## YOUR OBJECTIVE
Lines containing the word "акты" should be extracted in full.

## RECORDS FOR THE TASK
*****

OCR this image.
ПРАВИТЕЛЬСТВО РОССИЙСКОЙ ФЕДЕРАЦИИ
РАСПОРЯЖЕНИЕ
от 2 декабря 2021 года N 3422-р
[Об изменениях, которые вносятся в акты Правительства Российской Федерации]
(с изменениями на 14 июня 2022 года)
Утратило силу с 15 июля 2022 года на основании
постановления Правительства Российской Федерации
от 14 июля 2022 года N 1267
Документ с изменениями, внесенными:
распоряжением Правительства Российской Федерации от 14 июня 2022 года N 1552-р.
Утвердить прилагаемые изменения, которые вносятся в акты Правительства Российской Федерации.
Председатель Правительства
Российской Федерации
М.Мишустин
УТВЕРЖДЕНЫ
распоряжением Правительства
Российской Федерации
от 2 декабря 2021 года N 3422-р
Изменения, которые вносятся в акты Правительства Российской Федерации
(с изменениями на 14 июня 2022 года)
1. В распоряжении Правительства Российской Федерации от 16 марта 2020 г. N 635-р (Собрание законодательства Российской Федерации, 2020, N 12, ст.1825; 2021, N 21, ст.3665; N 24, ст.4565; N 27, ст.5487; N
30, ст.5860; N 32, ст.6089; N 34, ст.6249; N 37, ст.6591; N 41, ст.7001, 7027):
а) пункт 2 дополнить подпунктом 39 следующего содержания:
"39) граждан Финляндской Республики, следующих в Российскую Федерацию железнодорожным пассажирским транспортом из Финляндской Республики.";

*****

## EXPECTED OUTPUT
[Об изменениях, которые вносятся в акты Правительства Российской Федерации]
Утвердить прилагаемые изменения, которые вносятся в акты Правительства Российской Федерации.
Изменения, которые вносятся в акты Правительства Российской Федерации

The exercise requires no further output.